- **TO DO**: Print every line of the listing exactly, please.

- **RECORDS PROVIDED**:
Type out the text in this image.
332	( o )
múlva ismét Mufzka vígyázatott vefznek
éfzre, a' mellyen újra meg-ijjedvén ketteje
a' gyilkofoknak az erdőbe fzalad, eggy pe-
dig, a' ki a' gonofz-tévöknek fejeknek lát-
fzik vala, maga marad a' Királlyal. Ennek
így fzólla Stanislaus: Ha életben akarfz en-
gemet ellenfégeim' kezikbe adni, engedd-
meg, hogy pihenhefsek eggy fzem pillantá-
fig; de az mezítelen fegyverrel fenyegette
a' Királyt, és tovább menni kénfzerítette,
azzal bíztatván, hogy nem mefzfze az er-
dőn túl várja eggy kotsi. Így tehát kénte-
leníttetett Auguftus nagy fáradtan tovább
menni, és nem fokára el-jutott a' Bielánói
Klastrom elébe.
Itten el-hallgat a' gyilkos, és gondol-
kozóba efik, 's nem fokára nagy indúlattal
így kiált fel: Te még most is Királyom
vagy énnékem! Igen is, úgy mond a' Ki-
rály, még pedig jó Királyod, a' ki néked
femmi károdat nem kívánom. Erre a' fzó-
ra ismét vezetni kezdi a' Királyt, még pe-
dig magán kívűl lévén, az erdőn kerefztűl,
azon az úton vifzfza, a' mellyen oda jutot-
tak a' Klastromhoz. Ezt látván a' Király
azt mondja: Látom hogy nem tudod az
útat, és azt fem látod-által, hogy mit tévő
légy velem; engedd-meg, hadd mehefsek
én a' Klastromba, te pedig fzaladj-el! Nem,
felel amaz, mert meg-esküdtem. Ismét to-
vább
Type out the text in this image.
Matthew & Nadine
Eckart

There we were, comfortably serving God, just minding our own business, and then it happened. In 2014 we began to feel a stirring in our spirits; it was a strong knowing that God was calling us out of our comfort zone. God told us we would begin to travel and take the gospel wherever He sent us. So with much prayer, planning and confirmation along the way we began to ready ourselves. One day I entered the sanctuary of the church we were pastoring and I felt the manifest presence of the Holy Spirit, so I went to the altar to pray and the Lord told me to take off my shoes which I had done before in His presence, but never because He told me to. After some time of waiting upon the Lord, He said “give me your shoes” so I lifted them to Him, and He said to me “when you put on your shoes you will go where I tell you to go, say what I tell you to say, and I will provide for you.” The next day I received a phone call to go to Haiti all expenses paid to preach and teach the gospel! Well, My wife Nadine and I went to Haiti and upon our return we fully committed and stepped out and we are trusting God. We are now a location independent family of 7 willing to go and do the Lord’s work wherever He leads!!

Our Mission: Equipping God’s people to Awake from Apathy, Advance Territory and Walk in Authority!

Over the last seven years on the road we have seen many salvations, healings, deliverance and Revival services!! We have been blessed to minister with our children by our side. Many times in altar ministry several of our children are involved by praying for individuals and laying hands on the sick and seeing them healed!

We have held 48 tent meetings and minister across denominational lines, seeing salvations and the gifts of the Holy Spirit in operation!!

- **FINAL ANSWER**:
Type out the text in this image.
332	( o )
múlva ismét Mufzka vígyázatott vefznek
éfzre, a' mellyen újra meg-ijjedvén ketteje
a' gyilkofoknak az erdőbe fzalad, eggy pe-
dig, a' ki a' gonofz-tévöknek fejeknek lát-
fzik vala, maga marad a' Királlyal. Ennek
így fzólla Stanislaus: Ha életben akarfz en-
gemet ellenfégeim' kezikbe adni, engedd-
meg, hogy pihenhefsek eggy fzem pillantá-
fig; de az mezítelen fegyverrel fenyegette
a' Királyt, és tovább menni kénfzerítette,
azzal bíztatván, hogy nem mefzfze az er-
dőn túl várja eggy kotsi. Így tehát kénte-
leníttetett Auguftus nagy fáradtan tovább
menni, és nem fokára el-jutott a' Bielánói
Klastrom elébe.
Itten el-hallgat a' gyilkos, és gondol-
kozóba efik, 's nem fokára nagy indúlattal
így kiált fel: Te még most is Királyom
vagy énnékem! Igen is, úgy mond a' Ki-
rály, még pedig jó Királyod, a' ki néked
femmi károdat nem kívánom. Erre a' fzó-
ra ismét vezetni kezdi a' Királyt, még pe-
dig magán kívűl lévén, az erdőn kerefztűl,
azon az úton vifzfza, a' mellyen oda jutot-
tak a' Klastromhoz. Ezt látván a' Király
azt mondja: Látom hogy nem tudod az
útat, és azt fem látod-által, hogy mit tévő
légy velem; engedd-meg, hadd mehefsek
én a' Klastromba, te pedig fzaladj-el! Nem,
felel amaz, mert meg-esküdtem. Ismét to-
vább
Type out the text in this image.
Matthew & Nadine
Eckart

There we were, comfortably serving God, just minding our own business, and then it happened. In 2014 we began to feel a stirring in our spirits; it was a strong knowing that God was calling us out of our comfort zone. God told us we would begin to travel and take the gospel wherever He sent us. So with much prayer, planning and confirmation along the way we began to ready ourselves. One day I entered the sanctuary of the church we were pastoring and I felt the manifest presence of the Holy Spirit, so I went to the altar to pray and the Lord told me to take off my shoes which I had done before in His presence, but never because He told me to. After some time of waiting upon the Lord, He said “give me your shoes” so I lifted them to Him, and He said to me “when you put on your shoes you will go where I tell you to go, say what I tell you to say, and I will provide for you.” The next day I received a phone call to go to Haiti all expenses paid to preach and teach the gospel! Well, My wife Nadine and I went to Haiti and upon our return we fully committed and stepped out and we are trusting God. We are now a location independent family of 7 willing to go and do the Lord’s work wherever He leads!!

Our Mission: Equipping God’s people to Awake from Apathy, Advance Territory and Walk in Authority!

Over the last seven years on the road we have seen many salvations, healings, deliverance and Revival services!! We have been blessed to minister with our children by our side. Many times in altar ministry several of our children are involved by praying for individuals and laying hands on the sick and seeing them healed!

We have held 48 tent meetings and minister across denominational lines, seeing salvations and the gifts of the Holy Spirit in operation!!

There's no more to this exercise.